"""

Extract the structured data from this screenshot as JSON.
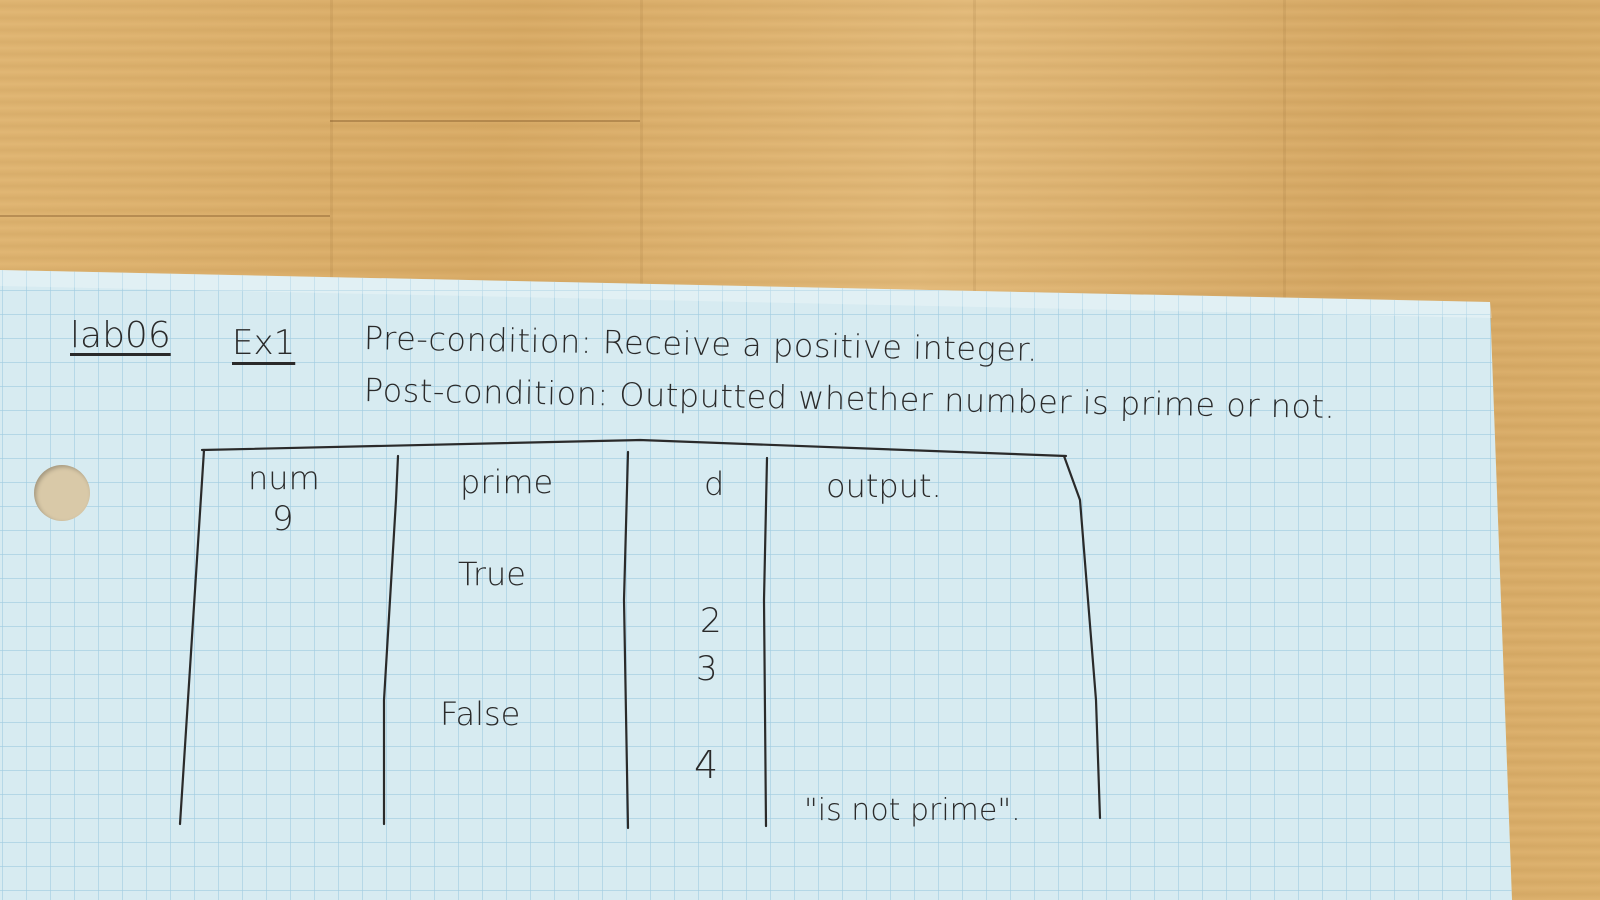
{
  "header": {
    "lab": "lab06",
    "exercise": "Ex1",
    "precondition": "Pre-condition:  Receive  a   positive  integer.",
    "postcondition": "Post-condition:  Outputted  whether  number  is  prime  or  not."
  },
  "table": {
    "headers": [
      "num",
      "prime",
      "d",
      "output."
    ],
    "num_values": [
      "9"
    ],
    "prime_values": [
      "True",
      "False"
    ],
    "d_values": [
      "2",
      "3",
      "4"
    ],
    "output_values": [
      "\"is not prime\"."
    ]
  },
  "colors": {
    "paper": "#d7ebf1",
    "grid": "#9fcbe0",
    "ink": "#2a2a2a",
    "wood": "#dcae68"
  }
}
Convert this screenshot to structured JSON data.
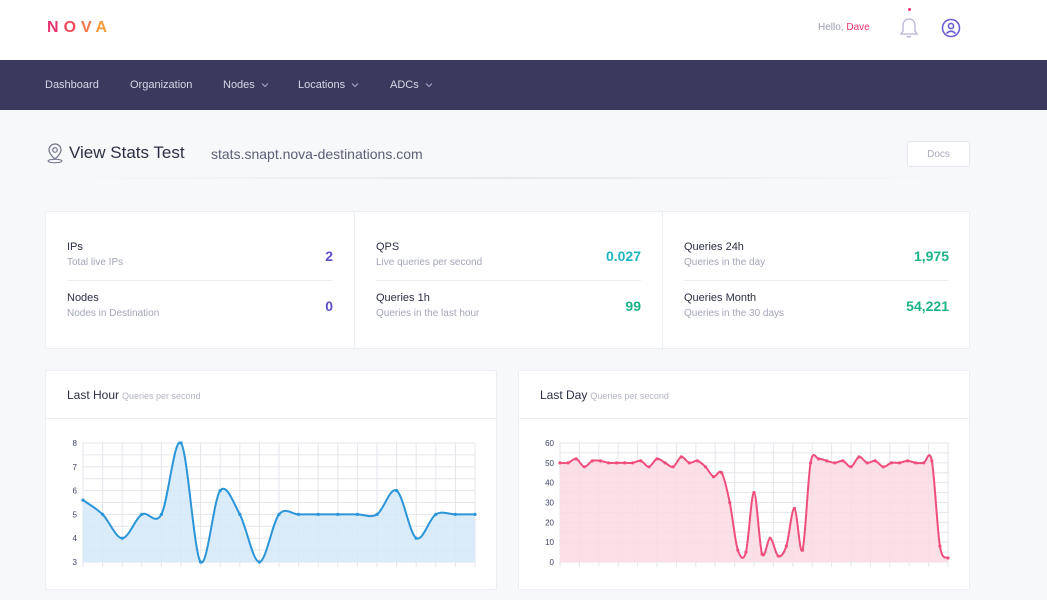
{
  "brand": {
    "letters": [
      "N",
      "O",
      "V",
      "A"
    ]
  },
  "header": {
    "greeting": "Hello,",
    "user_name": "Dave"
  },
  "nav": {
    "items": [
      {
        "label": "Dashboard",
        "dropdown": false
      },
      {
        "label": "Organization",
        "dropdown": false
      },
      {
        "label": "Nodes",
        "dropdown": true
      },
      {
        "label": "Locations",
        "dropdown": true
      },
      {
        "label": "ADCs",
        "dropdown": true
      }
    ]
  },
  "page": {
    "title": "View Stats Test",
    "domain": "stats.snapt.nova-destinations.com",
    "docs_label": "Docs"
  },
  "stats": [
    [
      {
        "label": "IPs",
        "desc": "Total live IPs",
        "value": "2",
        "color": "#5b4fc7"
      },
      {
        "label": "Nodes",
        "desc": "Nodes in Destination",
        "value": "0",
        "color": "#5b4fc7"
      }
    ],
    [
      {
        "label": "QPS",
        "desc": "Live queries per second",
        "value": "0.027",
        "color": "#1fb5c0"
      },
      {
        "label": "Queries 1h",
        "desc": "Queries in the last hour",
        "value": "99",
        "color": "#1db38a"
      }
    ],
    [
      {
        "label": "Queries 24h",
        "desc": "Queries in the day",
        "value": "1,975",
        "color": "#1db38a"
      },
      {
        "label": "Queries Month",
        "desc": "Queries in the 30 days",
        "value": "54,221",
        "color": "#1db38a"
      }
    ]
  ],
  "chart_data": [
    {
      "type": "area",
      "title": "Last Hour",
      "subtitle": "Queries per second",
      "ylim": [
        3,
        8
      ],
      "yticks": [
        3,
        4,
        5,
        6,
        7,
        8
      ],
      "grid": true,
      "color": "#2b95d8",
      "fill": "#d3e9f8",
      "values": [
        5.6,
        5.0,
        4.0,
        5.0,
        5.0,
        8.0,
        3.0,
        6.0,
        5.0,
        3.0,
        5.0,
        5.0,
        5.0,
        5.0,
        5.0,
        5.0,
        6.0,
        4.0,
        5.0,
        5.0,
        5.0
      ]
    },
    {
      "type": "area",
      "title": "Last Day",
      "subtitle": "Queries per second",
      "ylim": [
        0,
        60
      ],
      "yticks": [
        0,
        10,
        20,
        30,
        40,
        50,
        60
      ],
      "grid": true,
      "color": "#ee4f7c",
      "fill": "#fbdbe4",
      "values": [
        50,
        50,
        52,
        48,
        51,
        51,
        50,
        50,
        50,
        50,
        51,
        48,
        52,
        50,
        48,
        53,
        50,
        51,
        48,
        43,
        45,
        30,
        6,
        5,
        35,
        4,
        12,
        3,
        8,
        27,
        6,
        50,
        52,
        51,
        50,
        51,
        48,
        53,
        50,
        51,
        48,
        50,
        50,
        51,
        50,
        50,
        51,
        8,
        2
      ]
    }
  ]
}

"""

Brief:
Only lines with "structured" are wanted here; list each of them.

Written solution:
Extract the structured data from this screenshot as JSON.
Convert this screenshot to structured JSON data.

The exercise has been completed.